### Exercise task
Output the full listing below exactly as it reads, and skip anything that is a picture.

Records from a data source
┄┄┄┄┄┄┄┄┄┄┄┄┄┄┄┄┄┄┄┄

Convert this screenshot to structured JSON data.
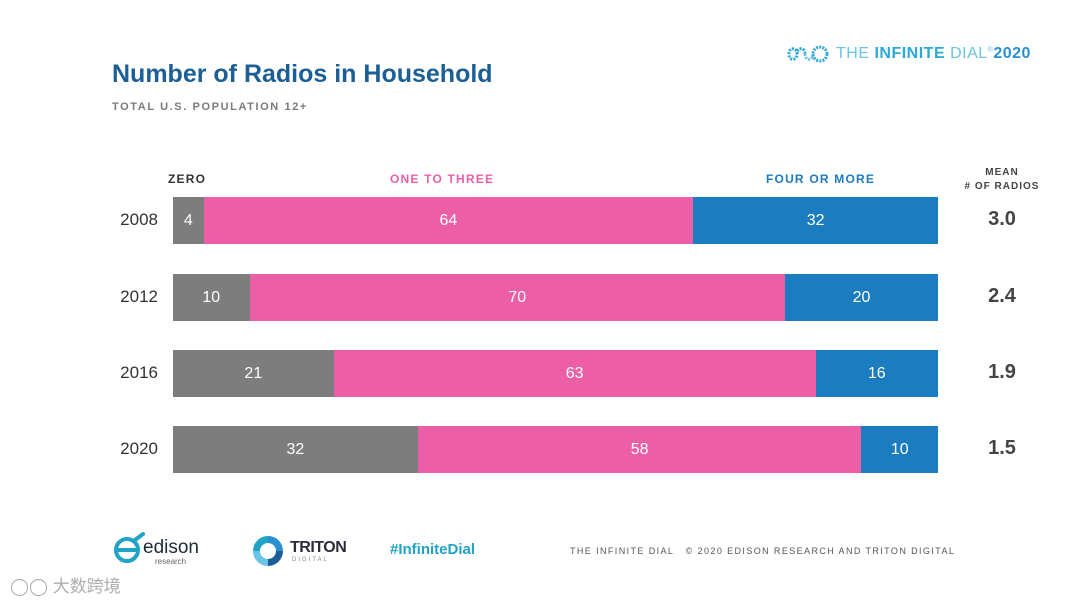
{
  "brand": {
    "the": "THE ",
    "infinite": "INFINITE",
    "dial": " DIAL",
    "year": "2020"
  },
  "chart_data": {
    "type": "bar",
    "orientation": "horizontal",
    "stacked": true,
    "title": "Number of Radios in Household",
    "subtitle": "TOTAL U.S. POPULATION 12+",
    "categories": [
      "2008",
      "2012",
      "2016",
      "2020"
    ],
    "series": [
      {
        "name": "ZERO",
        "color": "#7d7d7d",
        "values": [
          4,
          10,
          21,
          32
        ]
      },
      {
        "name": "ONE TO THREE",
        "color": "#ec5fa6",
        "values": [
          64,
          70,
          63,
          58
        ]
      },
      {
        "name": "FOUR OR MORE",
        "color": "#1b7cc0",
        "values": [
          32,
          20,
          16,
          10
        ]
      }
    ],
    "mean_header": [
      "MEAN",
      "# OF RADIOS"
    ],
    "mean_values": [
      "3.0",
      "2.4",
      "1.9",
      "1.5"
    ],
    "xlim": [
      0,
      100
    ]
  },
  "footer": {
    "hashtag": "#InfiniteDial",
    "copyright": "THE INFINITE DIAL   © 2020 EDISON RESEARCH AND TRITON DIGITAL",
    "edison_name": "edison",
    "edison_sub": "research",
    "triton_name": "TRITON",
    "triton_sub": "DIGITAL"
  },
  "watermark": "大数跨境",
  "icons": [
    "infinity-logo-icon",
    "edison-logo-icon",
    "triton-logo-icon"
  ]
}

┄┄┄┄┄┄┄┄┄┄┄┄┄┄┄┄┄┄┄┄

### Task result
Convert this screenshot to structured JSON data.
{
  "brand": {
    "the": "THE ",
    "infinite": "INFINITE",
    "dial": " DIAL",
    "year": "2020"
  },
  "chart_data": {
    "type": "bar",
    "orientation": "horizontal",
    "stacked": true,
    "title": "Number of Radios in Household",
    "subtitle": "TOTAL U.S. POPULATION 12+",
    "categories": [
      "2008",
      "2012",
      "2016",
      "2020"
    ],
    "series": [
      {
        "name": "ZERO",
        "color": "#7d7d7d",
        "values": [
          4,
          10,
          21,
          32
        ]
      },
      {
        "name": "ONE TO THREE",
        "color": "#ec5fa6",
        "values": [
          64,
          70,
          63,
          58
        ]
      },
      {
        "name": "FOUR OR MORE",
        "color": "#1b7cc0",
        "values": [
          32,
          20,
          16,
          10
        ]
      }
    ],
    "mean_header": [
      "MEAN",
      "# OF RADIOS"
    ],
    "mean_values": [
      "3.0",
      "2.4",
      "1.9",
      "1.5"
    ],
    "xlim": [
      0,
      100
    ]
  },
  "footer": {
    "hashtag": "#InfiniteDial",
    "copyright": "THE INFINITE DIAL   © 2020 EDISON RESEARCH AND TRITON DIGITAL",
    "edison_name": "edison",
    "edison_sub": "research",
    "triton_name": "TRITON",
    "triton_sub": "DIGITAL"
  },
  "watermark": "大数跨境",
  "icons": [
    "infinity-logo-icon",
    "edison-logo-icon",
    "triton-logo-icon"
  ]
}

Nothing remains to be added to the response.